◆ ENTRIES SHOWN:
<<<<
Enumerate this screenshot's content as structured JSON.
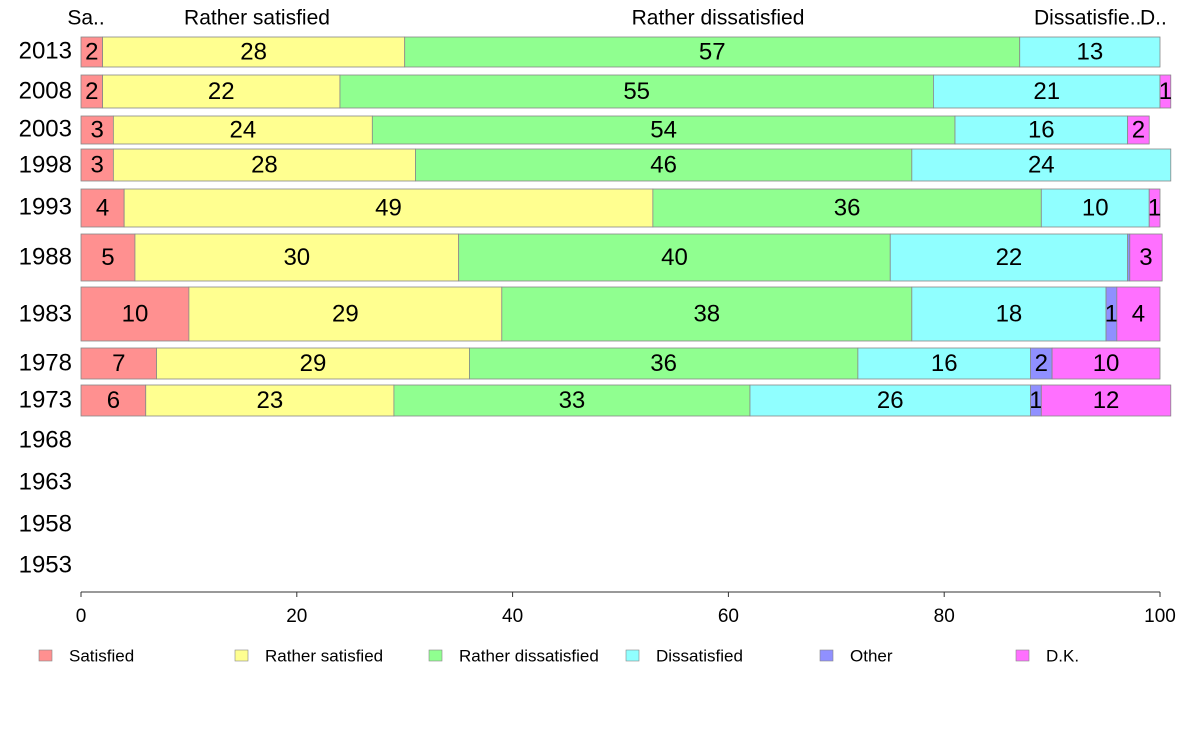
{
  "chart_data": {
    "type": "bar",
    "orientation": "horizontal",
    "stacked": true,
    "categories": [
      "2013",
      "2008",
      "2003",
      "1998",
      "1993",
      "1988",
      "1983",
      "1978",
      "1973",
      "1968",
      "1963",
      "1958",
      "1953"
    ],
    "series": [
      {
        "name": "Satisfied",
        "color": "#ff9090",
        "values": [
          2,
          2,
          3,
          3,
          4,
          5,
          10,
          7,
          6,
          null,
          null,
          null,
          null
        ]
      },
      {
        "name": "Rather satisfied",
        "color": "#ffff90",
        "values": [
          28,
          22,
          24,
          28,
          49,
          30,
          29,
          29,
          23,
          null,
          null,
          null,
          null
        ]
      },
      {
        "name": "Rather dissatisfied",
        "color": "#90ff90",
        "values": [
          57,
          55,
          54,
          46,
          36,
          40,
          38,
          36,
          33,
          null,
          null,
          null,
          null
        ]
      },
      {
        "name": "Dissatisfied",
        "color": "#90ffff",
        "values": [
          13,
          21,
          16,
          24,
          10,
          22,
          18,
          16,
          26,
          null,
          null,
          null,
          null
        ]
      },
      {
        "name": "Other",
        "color": "#9090ff",
        "values": [
          0,
          0,
          0,
          0,
          0,
          0.2,
          1,
          2,
          1,
          null,
          null,
          null,
          null
        ]
      },
      {
        "name": "D.K.",
        "color": "#ff70ff",
        "values": [
          0,
          1,
          2,
          0,
          1,
          3,
          4,
          10,
          12,
          null,
          null,
          null,
          null
        ]
      }
    ],
    "segment_labels": [
      [
        "2",
        "28",
        "57",
        "13",
        "",
        ""
      ],
      [
        "2",
        "22",
        "55",
        "21",
        "",
        "1"
      ],
      [
        "3",
        "24",
        "54",
        "16",
        "",
        "2"
      ],
      [
        "3",
        "28",
        "46",
        "24",
        "",
        ""
      ],
      [
        "4",
        "49",
        "36",
        "10",
        "",
        "1"
      ],
      [
        "5",
        "30",
        "40",
        "22",
        "",
        "3"
      ],
      [
        "10",
        "29",
        "38",
        "18",
        "1",
        "4"
      ],
      [
        "7",
        "29",
        "36",
        "16",
        "2",
        "10"
      ],
      [
        "6",
        "23",
        "33",
        "26",
        "1",
        "12"
      ],
      [
        "",
        "",
        "",
        "",
        "",
        ""
      ],
      [
        "",
        "",
        "",
        "",
        "",
        ""
      ],
      [
        "",
        "",
        "",
        "",
        "",
        ""
      ],
      [
        "",
        "",
        "",
        "",
        "",
        ""
      ]
    ],
    "top_labels": [
      "Sa..",
      "Rather satisfied",
      "Rather dissatisfied",
      "Dissatisfie..",
      "D..",
      ""
    ],
    "xlim": [
      0,
      100
    ],
    "xticks": [
      "0",
      "20",
      "40",
      "60",
      "80",
      "100"
    ],
    "legend": {
      "placement": "bottom",
      "entries": [
        "Satisfied",
        "Rather satisfied",
        "Rather dissatisfied",
        "Dissatisfied",
        "Other",
        "D.K."
      ]
    },
    "title": "",
    "xlabel": "",
    "ylabel": ""
  }
}
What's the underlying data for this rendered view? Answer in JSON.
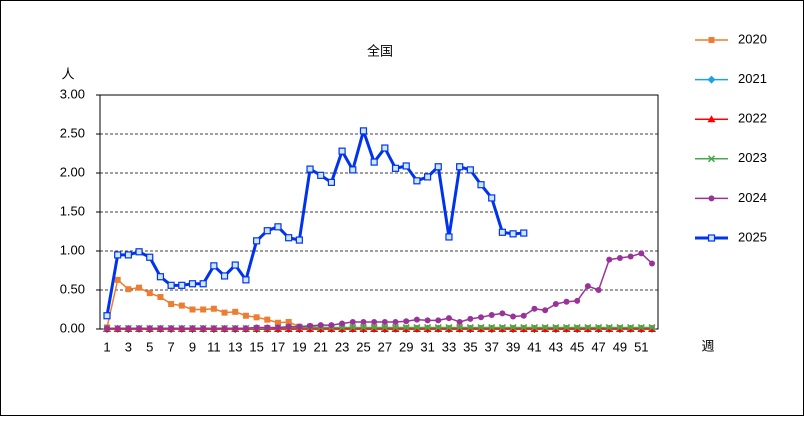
{
  "chart_data": {
    "type": "line",
    "title": "全国",
    "y_label": "人",
    "x_label": "週",
    "x": [
      1,
      2,
      3,
      4,
      5,
      6,
      7,
      8,
      9,
      10,
      11,
      12,
      13,
      14,
      15,
      16,
      17,
      18,
      19,
      20,
      21,
      22,
      23,
      24,
      25,
      26,
      27,
      28,
      29,
      30,
      31,
      32,
      33,
      34,
      35,
      36,
      37,
      38,
      39,
      40,
      41,
      42,
      43,
      44,
      45,
      46,
      47,
      48,
      49,
      50,
      51,
      52
    ],
    "xlim": [
      1,
      52
    ],
    "xticks": [
      1,
      3,
      5,
      7,
      9,
      11,
      13,
      15,
      17,
      19,
      21,
      23,
      25,
      27,
      29,
      31,
      33,
      35,
      37,
      39,
      41,
      43,
      45,
      47,
      49,
      51
    ],
    "ylim": [
      0,
      3
    ],
    "yticks": [
      {
        "value": 0,
        "label": "0.00"
      },
      {
        "value": 0.5,
        "label": "0.50"
      },
      {
        "value": 1,
        "label": "1.00"
      },
      {
        "value": 1.5,
        "label": "1.50"
      },
      {
        "value": 2,
        "label": "2.00"
      },
      {
        "value": 2.5,
        "label": "2.50"
      },
      {
        "value": 3,
        "label": "3.00"
      }
    ],
    "grid": true,
    "legend": "right",
    "series": [
      {
        "name": "2020",
        "color": "#ed7d31",
        "marker": "square",
        "values": [
          0.02,
          0.63,
          0.51,
          0.53,
          0.46,
          0.41,
          0.32,
          0.3,
          0.25,
          0.25,
          0.26,
          0.21,
          0.22,
          0.17,
          0.15,
          0.12,
          0.08,
          0.09,
          0.03,
          0.03,
          0.02,
          0.02,
          0.01,
          0.01,
          0.01,
          0.01,
          0.01,
          0.01,
          0.01,
          0.01,
          0.01,
          0.01,
          0.01,
          0.01,
          0.01,
          0.01,
          0.01,
          0.01,
          0.01,
          0.01,
          0.01,
          0.01,
          0.01,
          0.01,
          0.01,
          0.01,
          0.01,
          0.01,
          0.01,
          0.01,
          0.01,
          0.01
        ]
      },
      {
        "name": "2021",
        "color": "#1fa3e0",
        "marker": "diamond",
        "values": [
          0,
          0,
          0,
          0,
          0,
          0,
          0,
          0,
          0,
          0,
          0,
          0,
          0,
          0,
          0,
          0,
          0,
          0,
          0,
          0,
          0,
          0,
          0,
          0,
          0,
          0,
          0,
          0,
          0,
          0,
          0,
          0,
          0,
          0,
          0,
          0,
          0,
          0,
          0,
          0,
          0,
          0,
          0,
          0,
          0,
          0,
          0,
          0,
          0,
          0,
          0,
          0
        ]
      },
      {
        "name": "2022",
        "color": "#ff0000",
        "marker": "triangle",
        "values": [
          0,
          0,
          0,
          0,
          0,
          0,
          0,
          0,
          0,
          0,
          0,
          0,
          0,
          0,
          0,
          0,
          0,
          0,
          0,
          0,
          0,
          0,
          0,
          0,
          0,
          0,
          0,
          0,
          0,
          0,
          0,
          0,
          0,
          0,
          0,
          0,
          0,
          0,
          0,
          0,
          0,
          0,
          0,
          0,
          0,
          0,
          0,
          0,
          0,
          0,
          0,
          0
        ]
      },
      {
        "name": "2023",
        "color": "#4aa84a",
        "marker": "x",
        "values": [
          0.01,
          0.01,
          0.01,
          0.01,
          0.01,
          0.01,
          0.01,
          0.01,
          0.01,
          0.01,
          0.01,
          0.01,
          0.01,
          0.01,
          0.01,
          0.01,
          0.02,
          0.02,
          0.02,
          0.02,
          0.02,
          0.02,
          0.02,
          0.02,
          0.02,
          0.02,
          0.02,
          0.02,
          0.02,
          0.02,
          0.02,
          0.02,
          0.02,
          0.02,
          0.02,
          0.02,
          0.02,
          0.02,
          0.02,
          0.02,
          0.02,
          0.02,
          0.02,
          0.02,
          0.02,
          0.02,
          0.02,
          0.02,
          0.02,
          0.02,
          0.02,
          0.02
        ]
      },
      {
        "name": "2024",
        "color": "#993399",
        "marker": "circle",
        "values": [
          0.01,
          0.01,
          0.01,
          0.01,
          0.01,
          0.01,
          0.01,
          0.01,
          0.01,
          0.01,
          0.01,
          0.01,
          0.01,
          0.01,
          0.02,
          0.02,
          0.02,
          0.03,
          0.03,
          0.04,
          0.05,
          0.05,
          0.07,
          0.09,
          0.09,
          0.09,
          0.09,
          0.09,
          0.1,
          0.12,
          0.11,
          0.11,
          0.14,
          0.09,
          0.13,
          0.15,
          0.18,
          0.2,
          0.16,
          0.17,
          0.26,
          0.24,
          0.32,
          0.35,
          0.36,
          0.55,
          0.5,
          0.89,
          0.91,
          0.93,
          0.97,
          0.84
        ]
      },
      {
        "name": "2025",
        "color": "#0033ee",
        "marker": "square-open",
        "values": [
          0.17,
          0.95,
          0.95,
          0.99,
          0.92,
          0.67,
          0.56,
          0.56,
          0.58,
          0.58,
          0.81,
          0.68,
          0.82,
          0.63,
          1.13,
          1.26,
          1.31,
          1.17,
          1.14,
          2.05,
          1.97,
          1.88,
          2.28,
          2.04,
          2.54,
          2.14,
          2.32,
          2.06,
          2.09,
          1.9,
          1.95,
          2.08,
          1.18,
          2.08,
          2.04,
          1.85,
          1.68,
          1.24,
          1.22,
          1.23,
          null,
          null,
          null,
          null,
          null,
          null,
          null,
          null,
          null,
          null,
          null,
          null
        ]
      }
    ]
  }
}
>>>>
◆ THE TASK: Select the lines in this material that hold the word "color", leaving none out.

◆ RESULT OF THE EXERCISE:
        "color": "#ff9090",
        "color": "#ffff90",
        "color": "#90ff90",
        "color": "#90ffff",
        "color": "#9090ff",
        "color": "#ff70ff",
        "color": "#ed7d31",
        "color": "#1fa3e0",
        "color": "#ff0000",
        "color": "#4aa84a",
        "color": "#993399",
        "color": "#0033ee",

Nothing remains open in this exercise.